Copy each line in which the string "contient" occurs.

Part of a data file

◇ ◇ ◇ ◇ ◇

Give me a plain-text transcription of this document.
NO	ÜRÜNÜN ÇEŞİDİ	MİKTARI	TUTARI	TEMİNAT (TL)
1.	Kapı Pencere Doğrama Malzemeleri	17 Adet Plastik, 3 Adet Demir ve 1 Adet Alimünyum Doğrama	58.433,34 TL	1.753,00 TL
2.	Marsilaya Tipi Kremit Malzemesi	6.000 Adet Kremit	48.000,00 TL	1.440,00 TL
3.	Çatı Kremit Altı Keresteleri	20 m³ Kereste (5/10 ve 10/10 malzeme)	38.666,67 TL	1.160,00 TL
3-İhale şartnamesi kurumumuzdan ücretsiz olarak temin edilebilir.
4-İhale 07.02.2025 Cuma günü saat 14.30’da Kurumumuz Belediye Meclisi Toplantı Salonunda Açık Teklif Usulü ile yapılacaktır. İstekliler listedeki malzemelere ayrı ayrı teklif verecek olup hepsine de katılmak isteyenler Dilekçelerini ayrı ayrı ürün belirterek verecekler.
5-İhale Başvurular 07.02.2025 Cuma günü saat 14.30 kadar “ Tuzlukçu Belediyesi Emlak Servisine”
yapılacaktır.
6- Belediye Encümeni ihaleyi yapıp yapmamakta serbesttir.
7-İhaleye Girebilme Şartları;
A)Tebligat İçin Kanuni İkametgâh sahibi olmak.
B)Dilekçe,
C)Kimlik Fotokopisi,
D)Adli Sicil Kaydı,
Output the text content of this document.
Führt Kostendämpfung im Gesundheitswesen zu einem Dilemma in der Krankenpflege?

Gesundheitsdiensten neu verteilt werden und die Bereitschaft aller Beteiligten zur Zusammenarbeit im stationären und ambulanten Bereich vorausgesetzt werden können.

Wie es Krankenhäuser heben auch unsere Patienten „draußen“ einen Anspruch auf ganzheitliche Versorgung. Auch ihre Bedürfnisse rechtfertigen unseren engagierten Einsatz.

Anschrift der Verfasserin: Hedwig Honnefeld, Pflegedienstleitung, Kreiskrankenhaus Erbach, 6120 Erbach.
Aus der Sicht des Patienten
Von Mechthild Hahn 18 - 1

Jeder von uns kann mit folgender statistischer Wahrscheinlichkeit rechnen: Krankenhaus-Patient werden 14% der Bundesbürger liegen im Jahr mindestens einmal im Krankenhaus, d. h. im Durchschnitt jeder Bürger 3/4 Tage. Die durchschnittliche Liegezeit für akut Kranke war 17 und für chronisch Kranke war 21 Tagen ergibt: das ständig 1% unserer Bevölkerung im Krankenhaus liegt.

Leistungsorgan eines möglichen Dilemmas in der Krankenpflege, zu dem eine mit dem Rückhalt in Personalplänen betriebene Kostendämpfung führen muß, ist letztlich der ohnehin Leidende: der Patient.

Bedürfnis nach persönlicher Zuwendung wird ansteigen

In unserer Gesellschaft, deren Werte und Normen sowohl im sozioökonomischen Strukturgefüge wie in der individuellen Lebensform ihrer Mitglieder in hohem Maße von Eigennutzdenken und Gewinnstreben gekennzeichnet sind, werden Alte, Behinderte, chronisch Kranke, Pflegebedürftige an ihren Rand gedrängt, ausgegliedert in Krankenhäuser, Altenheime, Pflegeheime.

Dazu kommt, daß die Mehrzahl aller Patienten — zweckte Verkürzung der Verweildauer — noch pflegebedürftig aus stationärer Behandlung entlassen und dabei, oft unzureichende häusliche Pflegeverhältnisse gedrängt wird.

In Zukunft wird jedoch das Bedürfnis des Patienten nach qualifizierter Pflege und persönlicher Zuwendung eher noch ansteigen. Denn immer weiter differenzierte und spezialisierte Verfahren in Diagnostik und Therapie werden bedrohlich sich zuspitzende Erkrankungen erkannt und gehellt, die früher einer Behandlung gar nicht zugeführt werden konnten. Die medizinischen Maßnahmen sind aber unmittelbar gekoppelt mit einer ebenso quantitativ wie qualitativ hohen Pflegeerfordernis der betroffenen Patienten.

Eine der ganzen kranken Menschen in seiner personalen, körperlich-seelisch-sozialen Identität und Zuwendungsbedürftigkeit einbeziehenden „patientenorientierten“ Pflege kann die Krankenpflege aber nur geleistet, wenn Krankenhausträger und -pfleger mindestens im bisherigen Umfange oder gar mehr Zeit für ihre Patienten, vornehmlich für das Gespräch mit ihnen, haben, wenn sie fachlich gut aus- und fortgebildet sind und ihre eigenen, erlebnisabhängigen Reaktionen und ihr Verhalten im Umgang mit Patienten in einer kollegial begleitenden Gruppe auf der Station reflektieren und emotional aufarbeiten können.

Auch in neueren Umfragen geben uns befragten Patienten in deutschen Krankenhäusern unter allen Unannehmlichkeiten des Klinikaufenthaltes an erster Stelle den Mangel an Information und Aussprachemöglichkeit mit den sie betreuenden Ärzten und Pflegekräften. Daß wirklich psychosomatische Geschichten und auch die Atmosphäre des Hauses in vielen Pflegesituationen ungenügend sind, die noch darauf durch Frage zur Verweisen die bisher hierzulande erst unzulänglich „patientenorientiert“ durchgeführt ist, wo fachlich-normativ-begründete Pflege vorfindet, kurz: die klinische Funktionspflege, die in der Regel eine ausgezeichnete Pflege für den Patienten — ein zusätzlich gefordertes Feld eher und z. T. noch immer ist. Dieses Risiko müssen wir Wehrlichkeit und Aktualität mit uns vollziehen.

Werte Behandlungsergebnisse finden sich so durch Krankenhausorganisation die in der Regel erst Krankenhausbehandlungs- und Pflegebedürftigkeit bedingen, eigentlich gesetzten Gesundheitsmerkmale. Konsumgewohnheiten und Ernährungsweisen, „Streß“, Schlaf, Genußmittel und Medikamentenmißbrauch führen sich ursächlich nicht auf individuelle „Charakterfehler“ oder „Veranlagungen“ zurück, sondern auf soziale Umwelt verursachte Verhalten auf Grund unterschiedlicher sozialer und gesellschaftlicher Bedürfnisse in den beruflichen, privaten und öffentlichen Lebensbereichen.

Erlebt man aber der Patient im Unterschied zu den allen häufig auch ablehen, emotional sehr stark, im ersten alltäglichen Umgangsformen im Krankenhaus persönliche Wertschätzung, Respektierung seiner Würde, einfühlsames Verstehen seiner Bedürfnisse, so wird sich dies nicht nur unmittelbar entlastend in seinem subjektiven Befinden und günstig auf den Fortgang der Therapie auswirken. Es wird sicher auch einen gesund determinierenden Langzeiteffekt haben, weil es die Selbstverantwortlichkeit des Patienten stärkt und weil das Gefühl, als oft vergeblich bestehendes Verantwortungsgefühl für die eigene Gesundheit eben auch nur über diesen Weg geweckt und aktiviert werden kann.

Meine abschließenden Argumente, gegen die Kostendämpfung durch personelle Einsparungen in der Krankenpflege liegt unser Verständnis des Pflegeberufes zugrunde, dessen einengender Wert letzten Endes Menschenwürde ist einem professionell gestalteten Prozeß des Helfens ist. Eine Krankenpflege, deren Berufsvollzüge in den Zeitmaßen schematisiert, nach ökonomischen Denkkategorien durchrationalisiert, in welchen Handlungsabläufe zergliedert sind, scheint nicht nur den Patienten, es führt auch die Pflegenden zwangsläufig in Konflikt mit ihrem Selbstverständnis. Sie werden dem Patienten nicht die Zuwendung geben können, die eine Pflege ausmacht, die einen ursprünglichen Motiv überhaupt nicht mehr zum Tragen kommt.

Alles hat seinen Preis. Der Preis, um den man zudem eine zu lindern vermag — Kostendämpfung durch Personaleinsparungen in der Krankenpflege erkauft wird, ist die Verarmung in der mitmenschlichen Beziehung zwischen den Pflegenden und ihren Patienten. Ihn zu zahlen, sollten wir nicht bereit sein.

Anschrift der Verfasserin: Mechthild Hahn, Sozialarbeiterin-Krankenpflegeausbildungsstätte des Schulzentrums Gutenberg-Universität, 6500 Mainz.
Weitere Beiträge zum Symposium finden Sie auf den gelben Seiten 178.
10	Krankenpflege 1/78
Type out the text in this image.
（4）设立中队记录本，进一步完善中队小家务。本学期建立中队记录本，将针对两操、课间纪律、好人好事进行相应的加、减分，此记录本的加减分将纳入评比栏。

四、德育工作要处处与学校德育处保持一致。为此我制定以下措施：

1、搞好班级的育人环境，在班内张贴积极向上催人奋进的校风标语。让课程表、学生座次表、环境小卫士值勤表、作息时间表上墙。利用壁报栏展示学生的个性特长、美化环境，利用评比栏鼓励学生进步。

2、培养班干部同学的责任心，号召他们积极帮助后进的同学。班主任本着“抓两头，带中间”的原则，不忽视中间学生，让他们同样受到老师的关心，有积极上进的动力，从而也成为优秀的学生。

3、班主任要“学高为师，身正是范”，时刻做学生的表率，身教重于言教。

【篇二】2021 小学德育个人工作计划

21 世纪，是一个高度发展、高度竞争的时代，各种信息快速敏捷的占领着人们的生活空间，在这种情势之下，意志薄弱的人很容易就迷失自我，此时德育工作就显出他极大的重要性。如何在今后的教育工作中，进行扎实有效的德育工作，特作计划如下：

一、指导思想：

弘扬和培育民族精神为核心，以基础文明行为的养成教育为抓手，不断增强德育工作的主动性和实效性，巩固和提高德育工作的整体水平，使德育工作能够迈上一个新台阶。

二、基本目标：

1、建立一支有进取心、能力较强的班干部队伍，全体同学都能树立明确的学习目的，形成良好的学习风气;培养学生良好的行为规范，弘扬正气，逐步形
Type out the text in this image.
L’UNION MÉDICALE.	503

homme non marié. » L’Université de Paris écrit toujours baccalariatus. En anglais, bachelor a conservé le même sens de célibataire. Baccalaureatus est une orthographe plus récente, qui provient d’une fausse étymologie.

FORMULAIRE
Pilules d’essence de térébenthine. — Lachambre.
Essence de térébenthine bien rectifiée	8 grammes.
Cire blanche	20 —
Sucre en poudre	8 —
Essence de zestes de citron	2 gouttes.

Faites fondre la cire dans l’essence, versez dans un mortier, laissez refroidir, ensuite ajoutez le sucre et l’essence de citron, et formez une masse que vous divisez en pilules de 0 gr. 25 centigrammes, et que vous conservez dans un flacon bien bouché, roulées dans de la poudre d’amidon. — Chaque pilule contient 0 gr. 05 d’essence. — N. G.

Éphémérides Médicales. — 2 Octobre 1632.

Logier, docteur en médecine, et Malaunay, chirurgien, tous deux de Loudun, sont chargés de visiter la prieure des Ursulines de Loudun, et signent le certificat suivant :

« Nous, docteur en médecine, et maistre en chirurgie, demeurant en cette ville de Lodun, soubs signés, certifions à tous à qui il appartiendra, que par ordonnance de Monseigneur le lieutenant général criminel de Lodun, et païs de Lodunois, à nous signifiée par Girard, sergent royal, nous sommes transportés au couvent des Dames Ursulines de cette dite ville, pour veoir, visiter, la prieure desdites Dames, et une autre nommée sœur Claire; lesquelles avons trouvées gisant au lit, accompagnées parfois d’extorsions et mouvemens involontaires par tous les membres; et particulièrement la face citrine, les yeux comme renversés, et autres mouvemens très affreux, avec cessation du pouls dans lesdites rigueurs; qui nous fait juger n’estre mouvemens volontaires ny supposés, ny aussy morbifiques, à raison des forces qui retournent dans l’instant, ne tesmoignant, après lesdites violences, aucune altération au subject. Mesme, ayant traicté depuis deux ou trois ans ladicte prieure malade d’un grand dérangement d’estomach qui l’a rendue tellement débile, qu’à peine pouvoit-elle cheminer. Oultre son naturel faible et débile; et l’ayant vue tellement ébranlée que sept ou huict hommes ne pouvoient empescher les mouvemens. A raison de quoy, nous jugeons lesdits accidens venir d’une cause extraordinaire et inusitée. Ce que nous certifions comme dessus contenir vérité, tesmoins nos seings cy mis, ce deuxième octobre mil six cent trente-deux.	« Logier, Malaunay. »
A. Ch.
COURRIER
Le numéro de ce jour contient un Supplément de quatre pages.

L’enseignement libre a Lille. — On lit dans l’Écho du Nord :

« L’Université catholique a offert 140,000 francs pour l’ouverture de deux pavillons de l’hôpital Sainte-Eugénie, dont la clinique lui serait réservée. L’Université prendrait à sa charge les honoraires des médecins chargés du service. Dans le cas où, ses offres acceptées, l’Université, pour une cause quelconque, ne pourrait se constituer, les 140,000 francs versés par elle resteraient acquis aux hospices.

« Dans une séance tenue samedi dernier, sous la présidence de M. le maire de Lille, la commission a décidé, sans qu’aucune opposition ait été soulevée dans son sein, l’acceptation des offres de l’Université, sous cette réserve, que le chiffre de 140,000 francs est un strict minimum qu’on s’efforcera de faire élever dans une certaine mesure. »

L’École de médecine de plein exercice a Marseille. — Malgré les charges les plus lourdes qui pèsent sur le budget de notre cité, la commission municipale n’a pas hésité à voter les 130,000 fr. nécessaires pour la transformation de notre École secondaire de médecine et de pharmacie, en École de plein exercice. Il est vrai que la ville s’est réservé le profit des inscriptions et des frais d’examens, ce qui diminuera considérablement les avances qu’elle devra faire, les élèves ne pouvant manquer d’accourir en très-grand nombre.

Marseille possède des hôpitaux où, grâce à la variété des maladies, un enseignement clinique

◇ ◇ ◇ ◇ ◇

Output
Faites fondre la cire dans l’essence, versez dans un mortier, laissez refroidir, ensuite ajoutez le sucre et l’essence de citron, et formez une masse que vous divisez en pilules de 0 gr. 25 centigrammes, et que vous conservez dans un flacon bien bouché, roulées dans de la poudre d’amidon. — Chaque pilule contient 0 gr. 05 d’essence. — N. G.
Le numéro de ce jour contient un Supplément de quatre pages.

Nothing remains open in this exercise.